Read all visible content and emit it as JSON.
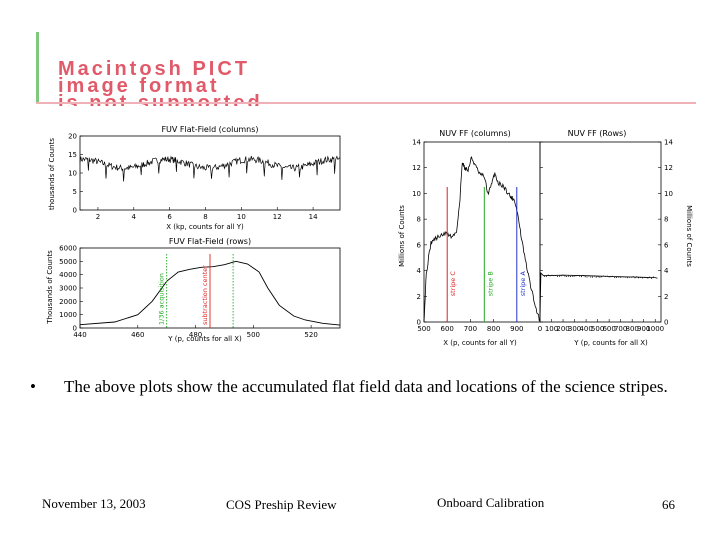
{
  "pict_placeholder": {
    "lines": [
      "Macintosh PICT",
      "image format",
      "is not supported"
    ]
  },
  "chart_data": [
    {
      "type": "line",
      "title": "FUV Flat-Field (columns)",
      "xlabel": "X (kp, counts for all Y)",
      "ylabel": "thousands of Counts",
      "xlim": [
        1,
        15.5
      ],
      "ylim": [
        0,
        20
      ],
      "xticks": [
        2,
        4,
        6,
        8,
        10,
        12,
        14
      ],
      "yticks": [
        0,
        5,
        10,
        15,
        20
      ],
      "baseline": 12.5,
      "wave_amplitude": 1.2,
      "noise": 0.9
    },
    {
      "type": "line",
      "title": "FUV Flat-Field (rows)",
      "xlabel": "Y (p, counts for all X)",
      "ylabel": "Thousands of Counts",
      "xlim": [
        440,
        530
      ],
      "ylim": [
        0,
        6000
      ],
      "xticks": [
        440,
        460,
        480,
        500,
        520
      ],
      "yticks": [
        0,
        1000,
        2000,
        3000,
        4000,
        5000,
        6000
      ],
      "x": [
        440,
        452,
        460,
        465,
        470,
        474,
        478,
        482,
        486,
        490,
        494,
        498,
        502,
        505,
        509,
        514,
        518,
        524,
        530
      ],
      "y": [
        250,
        450,
        1000,
        2000,
        3500,
        4200,
        4400,
        4550,
        4600,
        4750,
        5000,
        4800,
        4200,
        3000,
        1700,
        900,
        600,
        350,
        220
      ],
      "markers": [
        {
          "label": "1/36 acquisition",
          "x": 470,
          "color": "#22aa22",
          "style": "dotted"
        },
        {
          "label": "subtraction center",
          "x": 485,
          "color": "#dd2222",
          "style": "solid"
        },
        {
          "label": "",
          "x": 493,
          "color": "#22aa22",
          "style": "dotted"
        }
      ]
    },
    {
      "type": "line",
      "title": "NUV FF (columns)",
      "xlabel": "X (p, counts for all Y)",
      "ylabel": "Millions of Counts",
      "xlim": [
        500,
        1000
      ],
      "ylim": [
        0,
        14
      ],
      "xticks": [
        500,
        600,
        700,
        800,
        900
      ],
      "yticks": [
        0,
        2,
        4,
        6,
        8,
        10,
        12,
        14
      ],
      "x": [
        500,
        510,
        530,
        550,
        580,
        600,
        620,
        640,
        655,
        665,
        675,
        690,
        705,
        720,
        740,
        760,
        775,
        790,
        805,
        820,
        840,
        860,
        875,
        890,
        905,
        920,
        940,
        960,
        980,
        1000
      ],
      "y": [
        0.1,
        3.8,
        6.2,
        6.5,
        6.8,
        6.9,
        6.6,
        7.0,
        9.5,
        12.5,
        12.0,
        11.8,
        12.8,
        12.2,
        11.5,
        11.3,
        10.0,
        10.6,
        11.6,
        10.8,
        10.6,
        10.1,
        9.7,
        9.5,
        8.3,
        6.5,
        4.5,
        2.8,
        1.2,
        0.1
      ],
      "markers": [
        {
          "label": "stripe C",
          "x": 600,
          "color": "#dd2222"
        },
        {
          "label": "stripe B",
          "x": 760,
          "color": "#22aa22"
        },
        {
          "label": "stripe A",
          "x": 900,
          "color": "#2233cc"
        }
      ]
    },
    {
      "type": "line",
      "title": "NUV FF (Rows)",
      "xlabel": "Y (p, counts for all X)",
      "ylabel": "Millions of Counts",
      "xlim": [
        0,
        1050
      ],
      "ylim": [
        0,
        14
      ],
      "xticks": [
        0,
        100,
        200,
        300,
        400,
        500,
        600,
        700,
        800,
        900,
        1000
      ],
      "yticks": [
        0,
        2,
        4,
        6,
        8,
        10,
        12,
        14
      ],
      "x": [
        0,
        3,
        8,
        30,
        200,
        400,
        600,
        800,
        1000,
        1020
      ],
      "y": [
        0,
        1.5,
        3.8,
        3.6,
        3.65,
        3.6,
        3.55,
        3.5,
        3.45,
        3.4
      ]
    }
  ],
  "bullet": {
    "symbol": "•",
    "text": "The above plots show the accumulated flat field data and locations of the science stripes."
  },
  "footer": {
    "date": "November 13, 2003",
    "event": "COS Preship Review",
    "topic": "Onboard Calibration",
    "page": "66"
  }
}
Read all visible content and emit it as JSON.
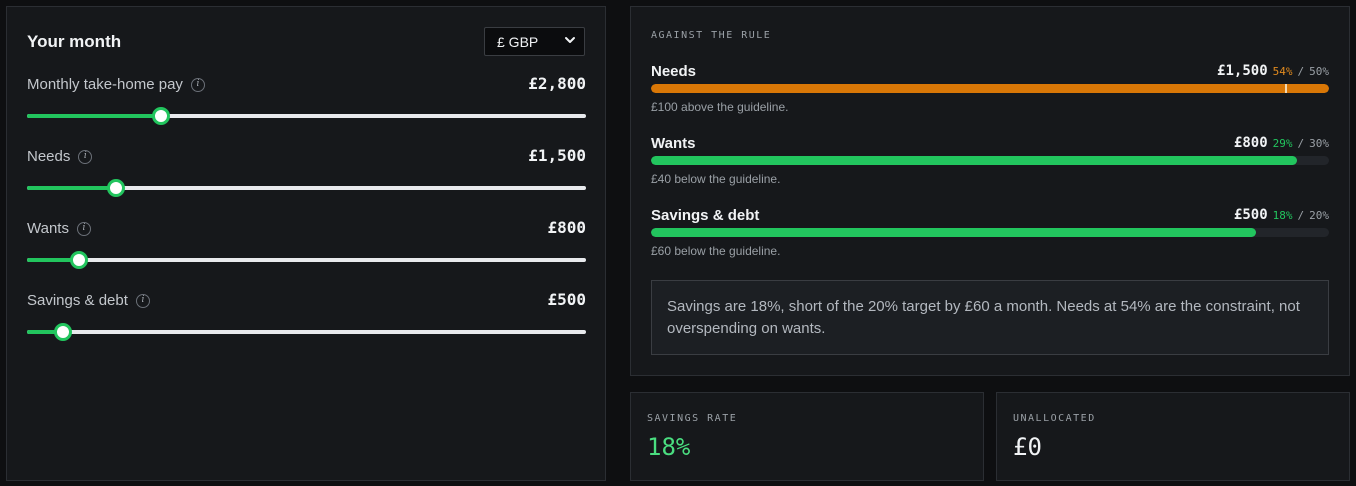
{
  "left_panel": {
    "title": "Your month",
    "currency": {
      "selected": "£ GBP"
    },
    "sliders": [
      {
        "label": "Monthly take-home pay",
        "value": "£2,800",
        "fraction": 0.24
      },
      {
        "label": "Needs",
        "value": "£1,500",
        "fraction": 0.16
      },
      {
        "label": "Wants",
        "value": "£800",
        "fraction": 0.093
      },
      {
        "label": "Savings & debt",
        "value": "£500",
        "fraction": 0.065
      }
    ]
  },
  "rule_panel": {
    "heading": "AGAINST THE RULE",
    "categories": [
      {
        "name": "Needs",
        "amount": "£1,500",
        "pct": "54%",
        "sep": "/",
        "target": "50%",
        "note": "£100 above the guideline.",
        "status": "over",
        "fill": 1.0,
        "target_fraction": 0.935,
        "color": "#d97706"
      },
      {
        "name": "Wants",
        "amount": "£800",
        "pct": "29%",
        "sep": "/",
        "target": "30%",
        "note": "£40 below the guideline.",
        "status": "under",
        "fill": 0.953,
        "color": "#22c55e"
      },
      {
        "name": "Savings & debt",
        "amount": "£500",
        "pct": "18%",
        "sep": "/",
        "target": "20%",
        "note": "£60 below the guideline.",
        "status": "under",
        "fill": 0.893,
        "color": "#22c55e"
      }
    ],
    "callout": "Savings are 18%, short of the 20% target by £60 a month. Needs at 54% are the constraint, not overspending on wants."
  },
  "savings_rate": {
    "label": "SAVINGS RATE",
    "value": "18%"
  },
  "unallocated": {
    "label": "UNALLOCATED",
    "value": "£0"
  },
  "colors": {
    "accent_green": "#22c55e",
    "accent_orange": "#d97706",
    "background": "#0e0f11",
    "panel": "#16181b"
  },
  "icons": {
    "info": "info-icon",
    "dropdown": "chevron-down-icon"
  }
}
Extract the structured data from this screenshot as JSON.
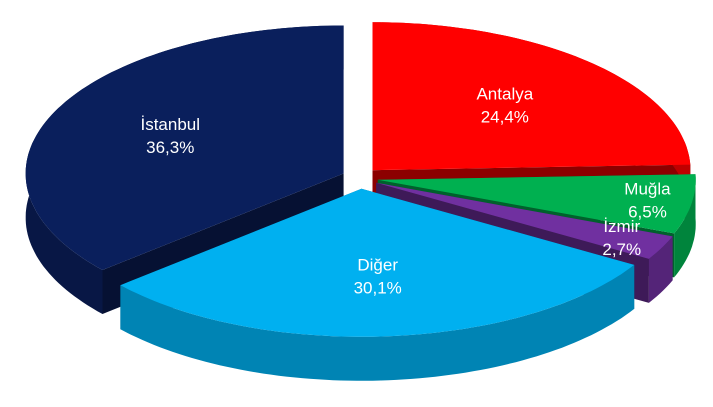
{
  "chart_data": {
    "type": "pie",
    "categories": [
      "Antalya",
      "Muğla",
      "İzmir",
      "Diğer",
      "İstanbul"
    ],
    "values": [
      24.4,
      6.5,
      2.7,
      30.1,
      36.3
    ],
    "value_labels": [
      "24,4%",
      "6,5%",
      "2,7%",
      "30,1%",
      "36,3%"
    ],
    "colors": [
      "#ff0000",
      "#00b050",
      "#7030a0",
      "#00b0f0",
      "#0a1f5c"
    ]
  }
}
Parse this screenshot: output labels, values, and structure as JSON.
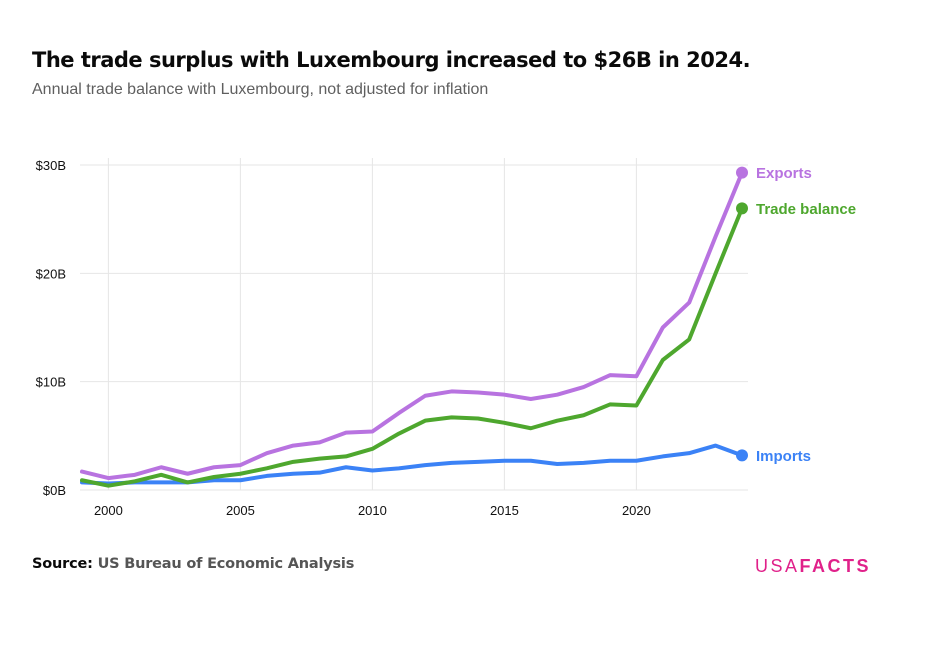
{
  "header": {
    "title": "The trade surplus with Luxembourg increased to $26B in 2024.",
    "subtitle": "Annual trade balance with Luxembourg, not adjusted for inflation"
  },
  "footer": {
    "source_label": "Source:",
    "source_value": "US Bureau of Economic Analysis",
    "logo_light": "USA",
    "logo_bold": "FACTS",
    "logo_color": "#e0218a"
  },
  "chart_data": {
    "type": "line",
    "title": "The trade surplus with Luxembourg increased to $26B in 2024.",
    "subtitle": "Annual trade balance with Luxembourg, not adjusted for inflation",
    "xlabel": "",
    "ylabel": "",
    "x": [
      1999,
      2000,
      2001,
      2002,
      2003,
      2004,
      2005,
      2006,
      2007,
      2008,
      2009,
      2010,
      2011,
      2012,
      2013,
      2014,
      2015,
      2016,
      2017,
      2018,
      2019,
      2020,
      2021,
      2022,
      2023,
      2024
    ],
    "xlim": [
      1999,
      2024
    ],
    "ylim": [
      0,
      30
    ],
    "x_ticks": [
      2000,
      2005,
      2010,
      2015,
      2020
    ],
    "x_tick_labels": [
      "2000",
      "2005",
      "2010",
      "2015",
      "2020"
    ],
    "y_ticks": [
      0,
      10,
      20,
      30
    ],
    "y_tick_labels": [
      "$0B",
      "$10B",
      "$20B",
      "$30B"
    ],
    "grid": true,
    "legend": "end-of-line labels (right)",
    "units": "billions USD",
    "series": [
      {
        "name": "Exports",
        "color": "#b873e0",
        "values": [
          1.7,
          1.1,
          1.4,
          2.1,
          1.5,
          2.1,
          2.3,
          3.4,
          4.1,
          4.4,
          5.3,
          5.4,
          7.1,
          8.7,
          9.1,
          9.0,
          8.8,
          8.4,
          8.8,
          9.5,
          10.6,
          10.5,
          15.0,
          17.3,
          23.4,
          29.3
        ]
      },
      {
        "name": "Trade balance",
        "color": "#4ea72e",
        "values": [
          0.9,
          0.4,
          0.8,
          1.4,
          0.7,
          1.2,
          1.5,
          2.0,
          2.6,
          2.9,
          3.1,
          3.8,
          5.2,
          6.4,
          6.7,
          6.6,
          6.2,
          5.7,
          6.4,
          6.9,
          7.9,
          7.8,
          12.0,
          13.9,
          20.0,
          26.0
        ]
      },
      {
        "name": "Imports",
        "color": "#3b82f6",
        "values": [
          0.7,
          0.6,
          0.7,
          0.7,
          0.7,
          0.9,
          0.9,
          1.3,
          1.5,
          1.6,
          2.1,
          1.8,
          2.0,
          2.3,
          2.5,
          2.6,
          2.7,
          2.7,
          2.4,
          2.5,
          2.7,
          2.7,
          3.1,
          3.4,
          4.1,
          3.2
        ]
      }
    ]
  }
}
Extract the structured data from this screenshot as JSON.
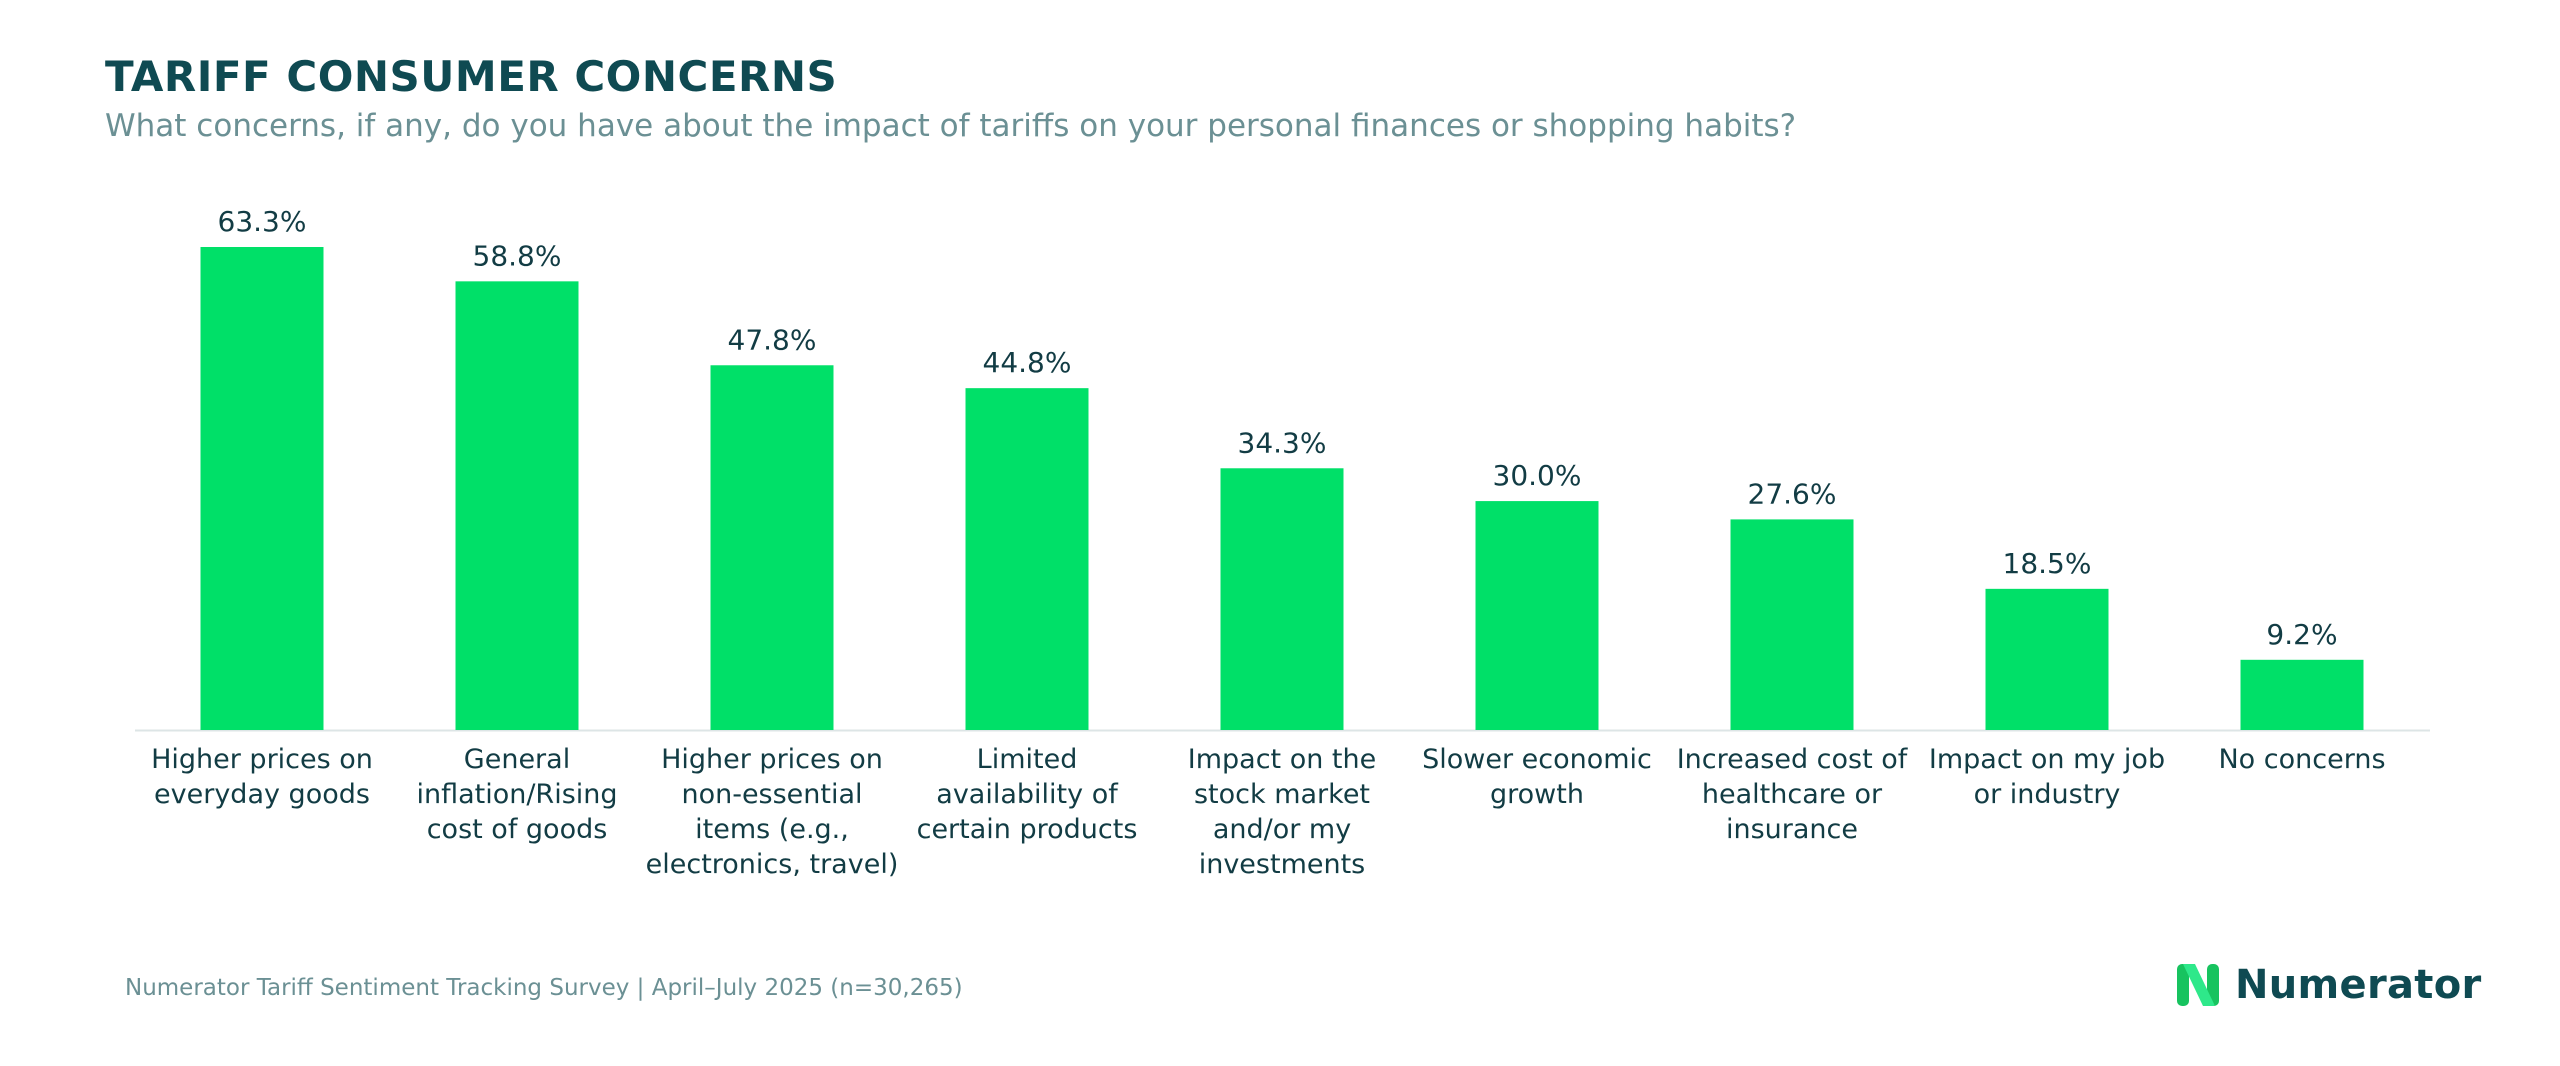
..........
◆ **EXERCISE AIM**
Show all lines from the records above where the word "below" occurs.

◆ **TASK ANSWER**
        "note": "£40 below the guideline.",
        "note": "£60 below the guideline.",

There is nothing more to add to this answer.